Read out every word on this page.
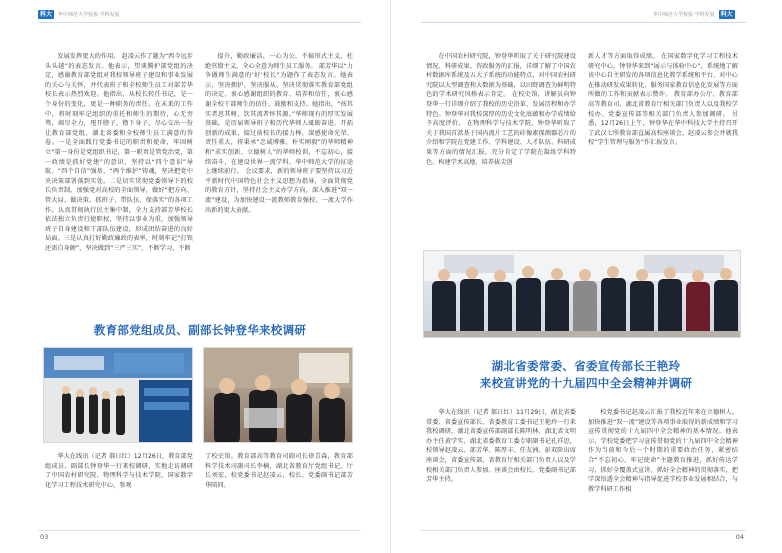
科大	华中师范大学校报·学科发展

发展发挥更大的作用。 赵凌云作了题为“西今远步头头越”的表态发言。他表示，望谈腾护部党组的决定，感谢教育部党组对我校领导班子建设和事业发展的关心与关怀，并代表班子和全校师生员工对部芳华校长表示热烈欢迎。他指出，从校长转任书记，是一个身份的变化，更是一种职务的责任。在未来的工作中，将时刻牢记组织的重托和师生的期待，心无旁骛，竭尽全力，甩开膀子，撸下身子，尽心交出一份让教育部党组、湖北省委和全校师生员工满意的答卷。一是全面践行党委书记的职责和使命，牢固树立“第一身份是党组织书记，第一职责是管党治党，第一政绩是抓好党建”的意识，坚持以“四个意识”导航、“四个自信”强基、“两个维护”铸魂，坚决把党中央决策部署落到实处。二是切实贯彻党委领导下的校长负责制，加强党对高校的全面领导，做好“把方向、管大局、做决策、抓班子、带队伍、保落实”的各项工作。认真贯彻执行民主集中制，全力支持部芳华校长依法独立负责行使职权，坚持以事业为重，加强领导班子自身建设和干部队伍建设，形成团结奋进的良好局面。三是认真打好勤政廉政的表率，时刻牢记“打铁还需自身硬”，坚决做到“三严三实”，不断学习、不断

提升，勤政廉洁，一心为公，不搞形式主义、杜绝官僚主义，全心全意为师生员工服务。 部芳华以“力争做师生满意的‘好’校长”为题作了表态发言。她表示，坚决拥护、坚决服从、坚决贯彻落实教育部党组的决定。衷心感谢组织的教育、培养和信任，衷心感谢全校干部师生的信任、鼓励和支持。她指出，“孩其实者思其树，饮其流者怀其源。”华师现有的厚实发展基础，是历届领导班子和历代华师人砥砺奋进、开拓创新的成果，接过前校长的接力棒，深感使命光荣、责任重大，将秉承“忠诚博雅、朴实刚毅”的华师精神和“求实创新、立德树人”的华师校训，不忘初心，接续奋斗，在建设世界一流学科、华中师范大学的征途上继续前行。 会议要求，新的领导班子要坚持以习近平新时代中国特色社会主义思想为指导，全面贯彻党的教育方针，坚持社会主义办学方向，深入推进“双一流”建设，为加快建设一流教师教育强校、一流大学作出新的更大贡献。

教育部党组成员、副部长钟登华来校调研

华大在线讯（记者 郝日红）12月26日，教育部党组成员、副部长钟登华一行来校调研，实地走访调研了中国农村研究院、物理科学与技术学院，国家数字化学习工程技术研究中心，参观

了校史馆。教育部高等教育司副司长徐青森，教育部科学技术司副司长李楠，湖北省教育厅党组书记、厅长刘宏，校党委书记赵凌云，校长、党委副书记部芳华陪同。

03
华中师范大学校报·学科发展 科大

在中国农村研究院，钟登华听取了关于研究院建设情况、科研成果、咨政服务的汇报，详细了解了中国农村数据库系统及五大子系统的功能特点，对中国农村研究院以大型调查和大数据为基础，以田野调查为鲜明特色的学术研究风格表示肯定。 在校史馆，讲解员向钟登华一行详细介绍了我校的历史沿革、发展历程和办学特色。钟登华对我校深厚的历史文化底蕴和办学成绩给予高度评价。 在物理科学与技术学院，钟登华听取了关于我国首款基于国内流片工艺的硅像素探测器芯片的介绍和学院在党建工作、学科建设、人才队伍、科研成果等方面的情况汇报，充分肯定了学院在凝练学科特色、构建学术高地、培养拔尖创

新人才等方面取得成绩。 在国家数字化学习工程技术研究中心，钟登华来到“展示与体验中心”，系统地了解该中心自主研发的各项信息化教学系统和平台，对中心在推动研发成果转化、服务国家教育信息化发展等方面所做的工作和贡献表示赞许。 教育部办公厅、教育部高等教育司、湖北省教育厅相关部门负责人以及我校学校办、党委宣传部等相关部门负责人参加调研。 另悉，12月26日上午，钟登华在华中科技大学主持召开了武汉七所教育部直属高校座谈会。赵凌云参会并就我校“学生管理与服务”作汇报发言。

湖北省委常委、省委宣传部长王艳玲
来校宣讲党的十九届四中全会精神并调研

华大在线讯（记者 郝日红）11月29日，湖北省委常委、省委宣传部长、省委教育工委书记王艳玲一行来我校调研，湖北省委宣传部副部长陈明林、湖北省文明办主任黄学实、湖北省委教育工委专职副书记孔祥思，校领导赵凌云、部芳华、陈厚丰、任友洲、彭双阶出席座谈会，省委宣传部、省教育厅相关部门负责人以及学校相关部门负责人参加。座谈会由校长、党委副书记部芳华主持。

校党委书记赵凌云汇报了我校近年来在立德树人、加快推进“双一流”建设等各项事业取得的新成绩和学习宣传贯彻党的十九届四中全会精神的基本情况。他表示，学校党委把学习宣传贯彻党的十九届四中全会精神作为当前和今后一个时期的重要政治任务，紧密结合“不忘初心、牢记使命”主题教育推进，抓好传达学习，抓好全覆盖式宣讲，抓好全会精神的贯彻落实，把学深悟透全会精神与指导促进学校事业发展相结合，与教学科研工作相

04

* * *

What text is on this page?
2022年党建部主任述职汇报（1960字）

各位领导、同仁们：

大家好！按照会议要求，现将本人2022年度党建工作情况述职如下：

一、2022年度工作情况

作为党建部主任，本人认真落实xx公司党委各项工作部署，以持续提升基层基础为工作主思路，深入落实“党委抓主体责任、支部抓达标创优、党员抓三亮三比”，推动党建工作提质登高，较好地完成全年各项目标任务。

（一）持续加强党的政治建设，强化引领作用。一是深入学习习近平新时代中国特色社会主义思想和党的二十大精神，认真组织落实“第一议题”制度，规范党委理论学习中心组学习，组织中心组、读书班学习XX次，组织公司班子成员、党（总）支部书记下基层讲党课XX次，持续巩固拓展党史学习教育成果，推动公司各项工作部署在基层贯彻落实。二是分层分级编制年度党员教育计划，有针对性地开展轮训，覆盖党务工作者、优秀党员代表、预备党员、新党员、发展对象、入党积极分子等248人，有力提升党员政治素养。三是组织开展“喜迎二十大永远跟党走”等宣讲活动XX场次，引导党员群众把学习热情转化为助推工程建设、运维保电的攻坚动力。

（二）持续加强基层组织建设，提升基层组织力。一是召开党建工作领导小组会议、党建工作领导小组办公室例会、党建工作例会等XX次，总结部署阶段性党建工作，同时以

▶ **DO THIS**
Determine the number of lines in these entries that contain the word "华大在线讯", and write only that number.

▶ **EXERCISE RESPONSE**
2